• BRIEF: Copy the data below exactly.

╭─ RECORD LIST

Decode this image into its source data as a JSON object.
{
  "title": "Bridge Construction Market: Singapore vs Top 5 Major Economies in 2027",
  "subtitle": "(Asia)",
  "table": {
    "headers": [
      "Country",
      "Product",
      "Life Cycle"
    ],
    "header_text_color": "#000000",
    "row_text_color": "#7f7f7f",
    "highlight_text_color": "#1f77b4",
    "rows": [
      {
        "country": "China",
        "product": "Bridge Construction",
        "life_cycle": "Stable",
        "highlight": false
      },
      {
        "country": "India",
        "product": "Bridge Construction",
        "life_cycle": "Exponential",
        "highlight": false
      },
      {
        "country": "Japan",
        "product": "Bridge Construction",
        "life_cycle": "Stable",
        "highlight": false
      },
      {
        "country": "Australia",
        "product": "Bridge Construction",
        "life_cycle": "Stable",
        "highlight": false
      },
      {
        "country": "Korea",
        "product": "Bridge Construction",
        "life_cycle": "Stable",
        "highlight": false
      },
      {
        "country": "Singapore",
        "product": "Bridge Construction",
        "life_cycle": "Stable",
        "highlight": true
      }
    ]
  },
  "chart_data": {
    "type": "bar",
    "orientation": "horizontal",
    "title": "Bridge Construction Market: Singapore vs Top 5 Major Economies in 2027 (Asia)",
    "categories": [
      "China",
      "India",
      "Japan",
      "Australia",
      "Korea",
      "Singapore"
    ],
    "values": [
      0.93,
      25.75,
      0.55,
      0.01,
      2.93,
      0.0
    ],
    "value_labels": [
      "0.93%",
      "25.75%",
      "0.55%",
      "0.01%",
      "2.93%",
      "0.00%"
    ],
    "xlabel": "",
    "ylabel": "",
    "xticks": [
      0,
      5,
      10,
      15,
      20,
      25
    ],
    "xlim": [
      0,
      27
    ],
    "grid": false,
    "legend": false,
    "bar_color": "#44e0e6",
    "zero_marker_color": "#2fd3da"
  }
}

╰─

• SOLUTION TO THE PROBLEM:
Decode this image into its source data as a JSON object.
{
  "title": "Bridge Construction Market: Singapore vs Top 5 Major Economies in 2027",
  "subtitle": "(Asia)",
  "table": {
    "headers": [
      "Country",
      "Product",
      "Life Cycle"
    ],
    "header_text_color": "#000000",
    "row_text_color": "#7f7f7f",
    "highlight_text_color": "#1f77b4",
    "rows": [
      {
        "country": "China",
        "product": "Bridge Construction",
        "life_cycle": "Stable",
        "highlight": false
      },
      {
        "country": "India",
        "product": "Bridge Construction",
        "life_cycle": "Exponential",
        "highlight": false
      },
      {
        "country": "Japan",
        "product": "Bridge Construction",
        "life_cycle": "Stable",
        "highlight": false
      },
      {
        "country": "Australia",
        "product": "Bridge Construction",
        "life_cycle": "Stable",
        "highlight": false
      },
      {
        "country": "Korea",
        "product": "Bridge Construction",
        "life_cycle": "Stable",
        "highlight": false
      },
      {
        "country": "Singapore",
        "product": "Bridge Construction",
        "life_cycle": "Stable",
        "highlight": true
      }
    ]
  },
  "chart_data": {
    "type": "bar",
    "orientation": "horizontal",
    "title": "Bridge Construction Market: Singapore vs Top 5 Major Economies in 2027 (Asia)",
    "categories": [
      "China",
      "India",
      "Japan",
      "Australia",
      "Korea",
      "Singapore"
    ],
    "values": [
      0.93,
      25.75,
      0.55,
      0.01,
      2.93,
      0.0
    ],
    "value_labels": [
      "0.93%",
      "25.75%",
      "0.55%",
      "0.01%",
      "2.93%",
      "0.00%"
    ],
    "xlabel": "",
    "ylabel": "",
    "xticks": [
      0,
      5,
      10,
      15,
      20,
      25
    ],
    "xlim": [
      0,
      27
    ],
    "grid": false,
    "legend": false,
    "bar_color": "#44e0e6",
    "zero_marker_color": "#2fd3da"
  }
}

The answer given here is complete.